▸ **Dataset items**

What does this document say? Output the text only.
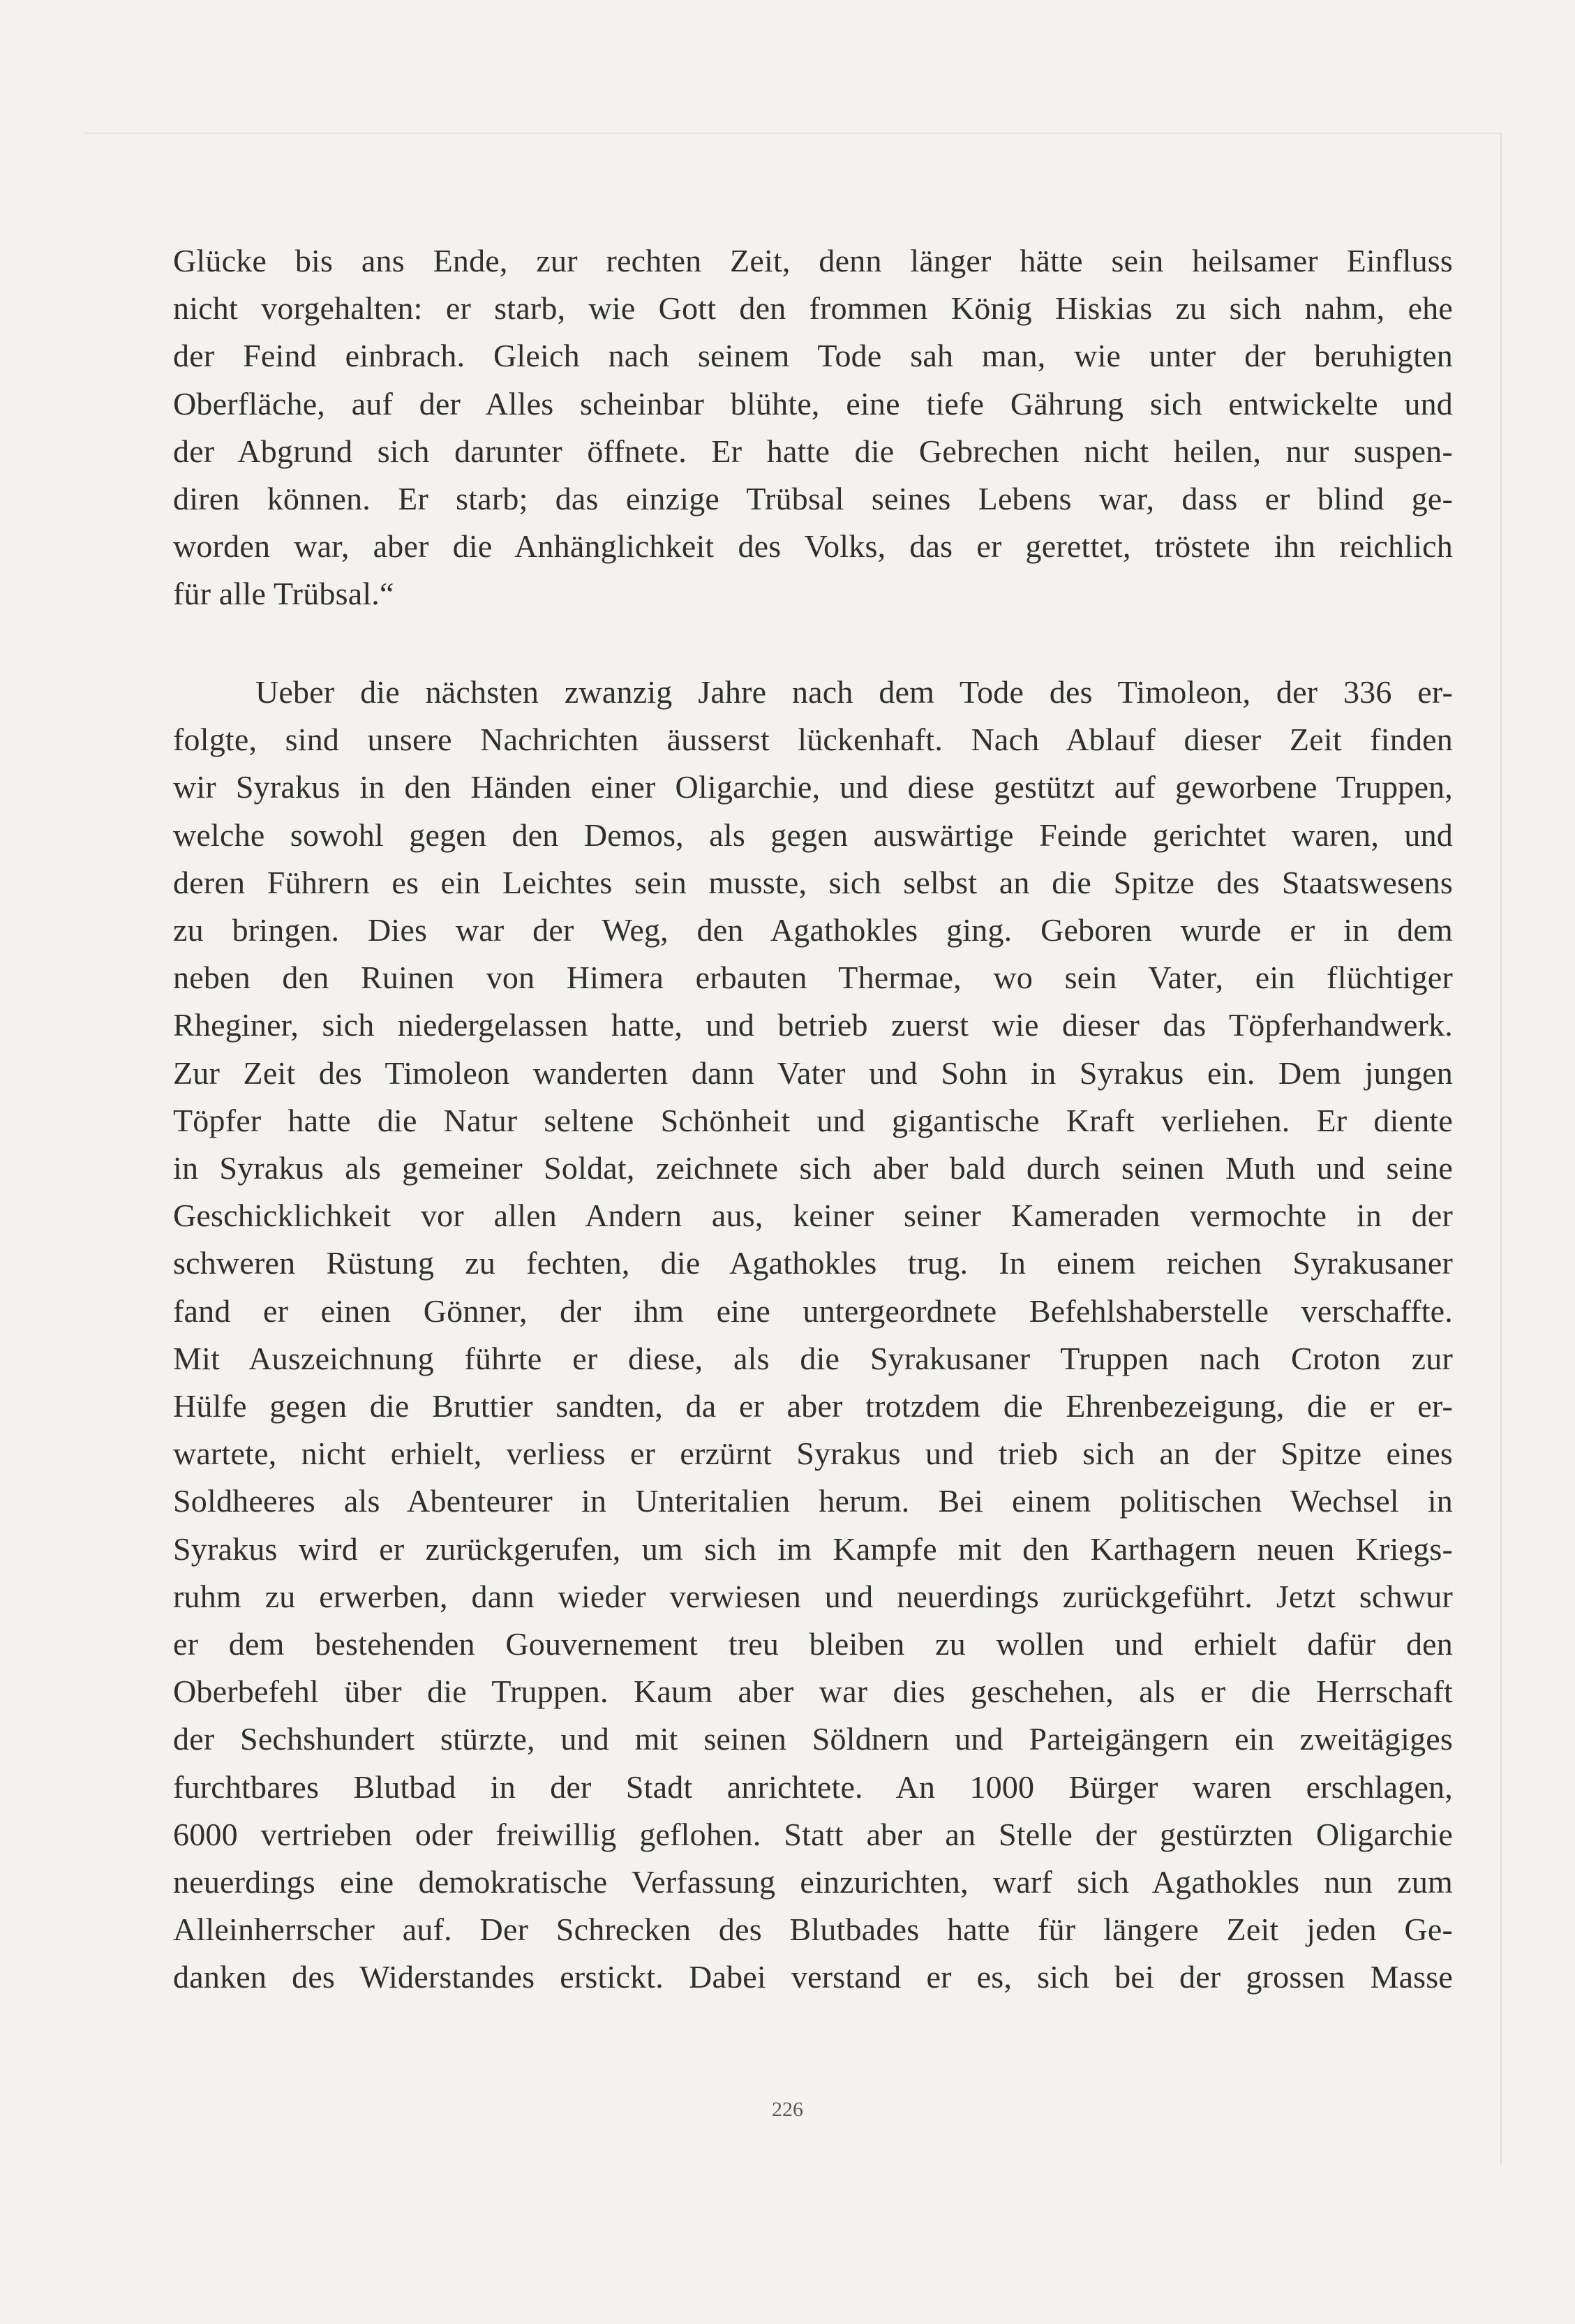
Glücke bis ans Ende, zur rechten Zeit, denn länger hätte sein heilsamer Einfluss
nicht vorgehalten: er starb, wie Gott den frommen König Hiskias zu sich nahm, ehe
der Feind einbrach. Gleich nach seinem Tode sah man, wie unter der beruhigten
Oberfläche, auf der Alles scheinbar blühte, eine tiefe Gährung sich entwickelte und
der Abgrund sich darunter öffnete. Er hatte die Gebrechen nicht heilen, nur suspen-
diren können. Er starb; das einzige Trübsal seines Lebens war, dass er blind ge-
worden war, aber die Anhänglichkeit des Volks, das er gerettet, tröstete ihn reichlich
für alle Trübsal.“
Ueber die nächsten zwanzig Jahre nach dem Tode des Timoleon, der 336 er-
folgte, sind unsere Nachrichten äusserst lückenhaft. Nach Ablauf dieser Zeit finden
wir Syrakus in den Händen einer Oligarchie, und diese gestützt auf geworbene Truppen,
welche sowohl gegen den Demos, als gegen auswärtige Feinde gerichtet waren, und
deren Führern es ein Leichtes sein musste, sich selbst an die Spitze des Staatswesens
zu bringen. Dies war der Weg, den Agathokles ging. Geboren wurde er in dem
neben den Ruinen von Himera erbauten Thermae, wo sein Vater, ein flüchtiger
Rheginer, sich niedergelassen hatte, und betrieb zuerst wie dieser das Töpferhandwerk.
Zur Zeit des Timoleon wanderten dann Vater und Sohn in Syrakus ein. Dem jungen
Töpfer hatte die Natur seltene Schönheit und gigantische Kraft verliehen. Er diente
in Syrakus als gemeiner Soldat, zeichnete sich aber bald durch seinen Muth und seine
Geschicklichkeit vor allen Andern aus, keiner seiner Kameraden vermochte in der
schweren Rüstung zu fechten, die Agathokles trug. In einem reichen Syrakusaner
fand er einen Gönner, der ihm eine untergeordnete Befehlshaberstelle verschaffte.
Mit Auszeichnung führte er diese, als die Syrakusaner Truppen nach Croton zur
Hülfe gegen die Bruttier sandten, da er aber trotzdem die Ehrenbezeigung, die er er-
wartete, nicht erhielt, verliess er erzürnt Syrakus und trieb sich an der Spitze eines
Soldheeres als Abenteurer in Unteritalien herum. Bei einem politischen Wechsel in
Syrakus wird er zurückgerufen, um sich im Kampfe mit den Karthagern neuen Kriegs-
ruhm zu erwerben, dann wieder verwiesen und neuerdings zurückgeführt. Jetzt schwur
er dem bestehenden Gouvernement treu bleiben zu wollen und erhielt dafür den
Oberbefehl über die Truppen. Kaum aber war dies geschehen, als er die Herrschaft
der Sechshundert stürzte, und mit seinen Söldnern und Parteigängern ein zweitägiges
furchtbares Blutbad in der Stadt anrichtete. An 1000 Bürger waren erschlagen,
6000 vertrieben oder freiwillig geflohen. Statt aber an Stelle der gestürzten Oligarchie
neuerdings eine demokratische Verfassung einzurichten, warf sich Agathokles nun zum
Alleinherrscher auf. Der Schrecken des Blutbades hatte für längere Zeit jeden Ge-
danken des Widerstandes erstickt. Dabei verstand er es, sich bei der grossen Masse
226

▸ **The request**
List all lines where "Tode" occurs.

▸ **The reply**
der Feind einbrach. Gleich nach seinem Tode sah man, wie unter der beruhigten
Ueber die nächsten zwanzig Jahre nach dem Tode des Timoleon, der 336 er-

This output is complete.